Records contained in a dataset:
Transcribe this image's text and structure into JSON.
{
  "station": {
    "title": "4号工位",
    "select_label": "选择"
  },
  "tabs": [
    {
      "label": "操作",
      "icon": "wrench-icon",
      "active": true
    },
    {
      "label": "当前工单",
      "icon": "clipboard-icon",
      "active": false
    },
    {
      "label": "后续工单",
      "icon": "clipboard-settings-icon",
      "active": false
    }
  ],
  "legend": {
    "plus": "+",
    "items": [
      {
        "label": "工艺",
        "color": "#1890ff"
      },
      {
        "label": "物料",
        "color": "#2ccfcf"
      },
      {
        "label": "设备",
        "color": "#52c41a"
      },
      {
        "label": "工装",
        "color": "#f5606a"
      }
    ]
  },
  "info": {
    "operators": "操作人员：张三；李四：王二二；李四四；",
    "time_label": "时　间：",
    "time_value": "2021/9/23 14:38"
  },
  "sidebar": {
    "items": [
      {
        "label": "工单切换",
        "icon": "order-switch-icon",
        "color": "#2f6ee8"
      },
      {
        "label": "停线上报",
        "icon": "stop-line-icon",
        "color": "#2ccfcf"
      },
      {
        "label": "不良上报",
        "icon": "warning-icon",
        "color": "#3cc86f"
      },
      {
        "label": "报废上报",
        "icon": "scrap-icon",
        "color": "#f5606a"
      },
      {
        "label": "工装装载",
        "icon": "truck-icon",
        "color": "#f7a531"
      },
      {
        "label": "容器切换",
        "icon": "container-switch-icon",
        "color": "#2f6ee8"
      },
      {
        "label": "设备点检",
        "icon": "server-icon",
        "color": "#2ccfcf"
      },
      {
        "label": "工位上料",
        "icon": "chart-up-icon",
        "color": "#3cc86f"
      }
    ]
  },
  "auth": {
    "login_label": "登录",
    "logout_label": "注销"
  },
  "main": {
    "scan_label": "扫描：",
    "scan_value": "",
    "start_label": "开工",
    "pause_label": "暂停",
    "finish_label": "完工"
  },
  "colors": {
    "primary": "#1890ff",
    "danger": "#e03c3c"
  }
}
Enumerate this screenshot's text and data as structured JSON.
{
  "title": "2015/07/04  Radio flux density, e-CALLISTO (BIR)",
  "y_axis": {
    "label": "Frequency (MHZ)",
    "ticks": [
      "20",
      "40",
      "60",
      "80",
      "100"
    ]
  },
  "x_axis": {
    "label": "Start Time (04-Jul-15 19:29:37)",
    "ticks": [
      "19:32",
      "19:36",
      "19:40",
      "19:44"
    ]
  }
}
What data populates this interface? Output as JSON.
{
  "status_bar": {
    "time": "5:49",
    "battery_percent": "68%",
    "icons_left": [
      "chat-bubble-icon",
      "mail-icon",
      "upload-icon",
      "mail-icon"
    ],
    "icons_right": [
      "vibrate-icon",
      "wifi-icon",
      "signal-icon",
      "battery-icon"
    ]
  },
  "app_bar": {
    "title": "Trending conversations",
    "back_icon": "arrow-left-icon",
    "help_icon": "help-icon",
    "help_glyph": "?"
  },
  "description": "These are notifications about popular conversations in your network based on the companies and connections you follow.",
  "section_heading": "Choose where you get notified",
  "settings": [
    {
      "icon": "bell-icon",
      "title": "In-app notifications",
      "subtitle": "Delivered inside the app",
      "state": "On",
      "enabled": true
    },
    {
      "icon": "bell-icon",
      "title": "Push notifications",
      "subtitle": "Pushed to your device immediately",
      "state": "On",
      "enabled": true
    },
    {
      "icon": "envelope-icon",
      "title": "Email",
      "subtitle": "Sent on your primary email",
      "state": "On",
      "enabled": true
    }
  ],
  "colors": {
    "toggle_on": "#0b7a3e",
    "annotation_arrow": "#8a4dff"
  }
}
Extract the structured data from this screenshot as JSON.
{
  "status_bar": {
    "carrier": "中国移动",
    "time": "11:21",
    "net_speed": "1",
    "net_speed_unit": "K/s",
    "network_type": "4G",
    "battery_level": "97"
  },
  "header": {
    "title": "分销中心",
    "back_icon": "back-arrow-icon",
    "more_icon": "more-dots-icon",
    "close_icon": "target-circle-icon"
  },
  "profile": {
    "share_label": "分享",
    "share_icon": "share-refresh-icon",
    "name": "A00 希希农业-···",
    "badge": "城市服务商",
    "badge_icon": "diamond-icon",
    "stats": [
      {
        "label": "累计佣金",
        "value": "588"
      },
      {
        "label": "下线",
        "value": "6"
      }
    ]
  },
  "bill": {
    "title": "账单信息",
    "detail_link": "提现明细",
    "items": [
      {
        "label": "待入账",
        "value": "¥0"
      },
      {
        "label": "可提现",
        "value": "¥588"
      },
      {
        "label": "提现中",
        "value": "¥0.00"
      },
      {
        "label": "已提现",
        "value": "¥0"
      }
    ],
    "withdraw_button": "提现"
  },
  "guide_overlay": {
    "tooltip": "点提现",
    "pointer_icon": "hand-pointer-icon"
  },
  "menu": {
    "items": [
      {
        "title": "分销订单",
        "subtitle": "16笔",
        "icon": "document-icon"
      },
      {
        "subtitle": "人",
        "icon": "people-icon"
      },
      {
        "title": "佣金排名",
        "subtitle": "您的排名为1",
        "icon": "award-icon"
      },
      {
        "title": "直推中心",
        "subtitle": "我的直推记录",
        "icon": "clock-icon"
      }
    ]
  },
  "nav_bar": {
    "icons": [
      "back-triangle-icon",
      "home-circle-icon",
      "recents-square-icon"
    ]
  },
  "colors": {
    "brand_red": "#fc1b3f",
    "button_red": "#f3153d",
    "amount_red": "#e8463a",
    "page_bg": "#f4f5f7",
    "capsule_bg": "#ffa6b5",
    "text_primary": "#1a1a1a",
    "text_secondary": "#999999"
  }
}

WORK TO DO: Every line above should be retyped exactly as given.

OUTPUT BELOW:
Transcribe this image's text and structure into JSON.
{
  "station": {
    "title": "4号工位",
    "select_label": "选择"
  },
  "tabs": [
    {
      "label": "操作",
      "icon": "wrench-icon",
      "active": true
    },
    {
      "label": "当前工单",
      "icon": "clipboard-icon",
      "active": false
    },
    {
      "label": "后续工单",
      "icon": "clipboard-settings-icon",
      "active": false
    }
  ],
  "legend": {
    "plus": "+",
    "items": [
      {
        "label": "工艺",
        "color": "#1890ff"
      },
      {
        "label": "物料",
        "color": "#2ccfcf"
      },
      {
        "label": "设备",
        "color": "#52c41a"
      },
      {
        "label": "工装",
        "color": "#f5606a"
      }
    ]
  },
  "info": {
    "operators": "操作人员：张三；李四：王二二；李四四；",
    "time_label": "时　间：",
    "time_value": "2021/9/23 14:38"
  },
  "sidebar": {
    "items": [
      {
        "label": "工单切换",
        "icon": "order-switch-icon",
        "color": "#2f6ee8"
      },
      {
        "label": "停线上报",
        "icon": "stop-line-icon",
        "color": "#2ccfcf"
      },
      {
        "label": "不良上报",
        "icon": "warning-icon",
        "color": "#3cc86f"
      },
      {
        "label": "报废上报",
        "icon": "scrap-icon",
        "color": "#f5606a"
      },
      {
        "label": "工装装载",
        "icon": "truck-icon",
        "color": "#f7a531"
      },
      {
        "label": "容器切换",
        "icon": "container-switch-icon",
        "color": "#2f6ee8"
      },
      {
        "label": "设备点检",
        "icon": "server-icon",
        "color": "#2ccfcf"
      },
      {
        "label": "工位上料",
        "icon": "chart-up-icon",
        "color": "#3cc86f"
      }
    ]
  },
  "auth": {
    "login_label": "登录",
    "logout_label": "注销"
  },
  "main": {
    "scan_label": "扫描：",
    "scan_value": "",
    "start_label": "开工",
    "pause_label": "暂停",
    "finish_label": "完工"
  },
  "colors": {
    "primary": "#1890ff",
    "danger": "#e03c3c"
  }
}
Enumerate this screenshot's text and data as structured JSON.
{
  "title": "2015/07/04  Radio flux density, e-CALLISTO (BIR)",
  "y_axis": {
    "label": "Frequency (MHZ)",
    "ticks": [
      "20",
      "40",
      "60",
      "80",
      "100"
    ]
  },
  "x_axis": {
    "label": "Start Time (04-Jul-15 19:29:37)",
    "ticks": [
      "19:32",
      "19:36",
      "19:40",
      "19:44"
    ]
  }
}
What data populates this interface? Output as JSON.
{
  "status_bar": {
    "time": "5:49",
    "battery_percent": "68%",
    "icons_left": [
      "chat-bubble-icon",
      "mail-icon",
      "upload-icon",
      "mail-icon"
    ],
    "icons_right": [
      "vibrate-icon",
      "wifi-icon",
      "signal-icon",
      "battery-icon"
    ]
  },
  "app_bar": {
    "title": "Trending conversations",
    "back_icon": "arrow-left-icon",
    "help_icon": "help-icon",
    "help_glyph": "?"
  },
  "description": "These are notifications about popular conversations in your network based on the companies and connections you follow.",
  "section_heading": "Choose where you get notified",
  "settings": [
    {
      "icon": "bell-icon",
      "title": "In-app notifications",
      "subtitle": "Delivered inside the app",
      "state": "On",
      "enabled": true
    },
    {
      "icon": "bell-icon",
      "title": "Push notifications",
      "subtitle": "Pushed to your device immediately",
      "state": "On",
      "enabled": true
    },
    {
      "icon": "envelope-icon",
      "title": "Email",
      "subtitle": "Sent on your primary email",
      "state": "On",
      "enabled": true
    }
  ],
  "colors": {
    "toggle_on": "#0b7a3e",
    "annotation_arrow": "#8a4dff"
  }
}
Extract the structured data from this screenshot as JSON.
{
  "status_bar": {
    "carrier": "中国移动",
    "time": "11:21",
    "net_speed": "1",
    "net_speed_unit": "K/s",
    "network_type": "4G",
    "battery_level": "97"
  },
  "header": {
    "title": "分销中心",
    "back_icon": "back-arrow-icon",
    "more_icon": "more-dots-icon",
    "close_icon": "target-circle-icon"
  },
  "profile": {
    "share_label": "分享",
    "share_icon": "share-refresh-icon",
    "name": "A00 希希农业-···",
    "badge": "城市服务商",
    "badge_icon": "diamond-icon",
    "stats": [
      {
        "label": "累计佣金",
        "value": "588"
      },
      {
        "label": "下线",
        "value": "6"
      }
    ]
  },
  "bill": {
    "title": "账单信息",
    "detail_link": "提现明细",
    "items": [
      {
        "label": "待入账",
        "value": "¥0"
      },
      {
        "label": "可提现",
        "value": "¥588"
      },
      {
        "label": "提现中",
        "value": "¥0.00"
      },
      {
        "label": "已提现",
        "value": "¥0"
      }
    ],
    "withdraw_button": "提现"
  },
  "guide_overlay": {
    "tooltip": "点提现",
    "pointer_icon": "hand-pointer-icon"
  },
  "menu": {
    "items": [
      {
        "title": "分销订单",
        "subtitle": "16笔",
        "icon": "document-icon"
      },
      {
        "subtitle": "人",
        "icon": "people-icon"
      },
      {
        "title": "佣金排名",
        "subtitle": "您的排名为1",
        "icon": "award-icon"
      },
      {
        "title": "直推中心",
        "subtitle": "我的直推记录",
        "icon": "clock-icon"
      }
    ]
  },
  "nav_bar": {
    "icons": [
      "back-triangle-icon",
      "home-circle-icon",
      "recents-square-icon"
    ]
  },
  "colors": {
    "brand_red": "#fc1b3f",
    "button_red": "#f3153d",
    "amount_red": "#e8463a",
    "page_bg": "#f4f5f7",
    "capsule_bg": "#ffa6b5",
    "text_primary": "#1a1a1a",
    "text_secondary": "#999999"
  }
}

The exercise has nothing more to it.